## Start RECORDS TO PROCESS
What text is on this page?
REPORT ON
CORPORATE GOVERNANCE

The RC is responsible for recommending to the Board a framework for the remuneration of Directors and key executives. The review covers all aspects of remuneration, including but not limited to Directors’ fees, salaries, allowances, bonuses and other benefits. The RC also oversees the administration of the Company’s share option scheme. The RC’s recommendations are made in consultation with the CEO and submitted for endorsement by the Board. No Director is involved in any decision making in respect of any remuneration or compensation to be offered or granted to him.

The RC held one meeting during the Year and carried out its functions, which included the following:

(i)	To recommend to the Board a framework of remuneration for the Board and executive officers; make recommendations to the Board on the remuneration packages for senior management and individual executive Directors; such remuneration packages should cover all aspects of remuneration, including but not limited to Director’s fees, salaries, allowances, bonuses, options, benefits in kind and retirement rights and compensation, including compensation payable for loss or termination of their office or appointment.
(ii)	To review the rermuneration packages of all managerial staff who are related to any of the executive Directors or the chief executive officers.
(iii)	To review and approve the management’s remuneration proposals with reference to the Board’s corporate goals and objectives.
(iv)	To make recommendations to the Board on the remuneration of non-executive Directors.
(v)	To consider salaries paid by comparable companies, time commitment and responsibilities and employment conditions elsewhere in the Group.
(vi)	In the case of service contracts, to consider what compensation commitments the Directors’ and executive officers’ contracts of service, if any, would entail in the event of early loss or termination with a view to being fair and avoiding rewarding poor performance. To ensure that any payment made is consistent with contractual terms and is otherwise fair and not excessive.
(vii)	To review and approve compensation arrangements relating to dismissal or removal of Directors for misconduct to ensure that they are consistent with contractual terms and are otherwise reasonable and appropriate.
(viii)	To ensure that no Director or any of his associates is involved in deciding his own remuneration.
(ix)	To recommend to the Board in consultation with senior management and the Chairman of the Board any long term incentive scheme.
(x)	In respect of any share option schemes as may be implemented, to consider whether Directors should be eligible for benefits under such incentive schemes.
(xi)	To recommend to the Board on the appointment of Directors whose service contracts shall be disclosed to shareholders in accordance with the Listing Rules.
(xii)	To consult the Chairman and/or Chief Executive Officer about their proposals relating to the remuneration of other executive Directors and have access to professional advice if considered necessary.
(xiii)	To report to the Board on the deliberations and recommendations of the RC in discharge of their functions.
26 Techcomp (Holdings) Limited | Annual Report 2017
## End RECORDS TO PROCESS
**WHAT YOU NEED TO DO**: Extract each line holding the word "incentive" from the records.

**ANSWER TO THE EXERCISE**:
(ix)	To recommend to the Board in consultation with senior management and the Chairman of the Board any long term incentive scheme.
(x)	In respect of any share option schemes as may be implemented, to consider whether Directors should be eligible for benefits under such incentive schemes.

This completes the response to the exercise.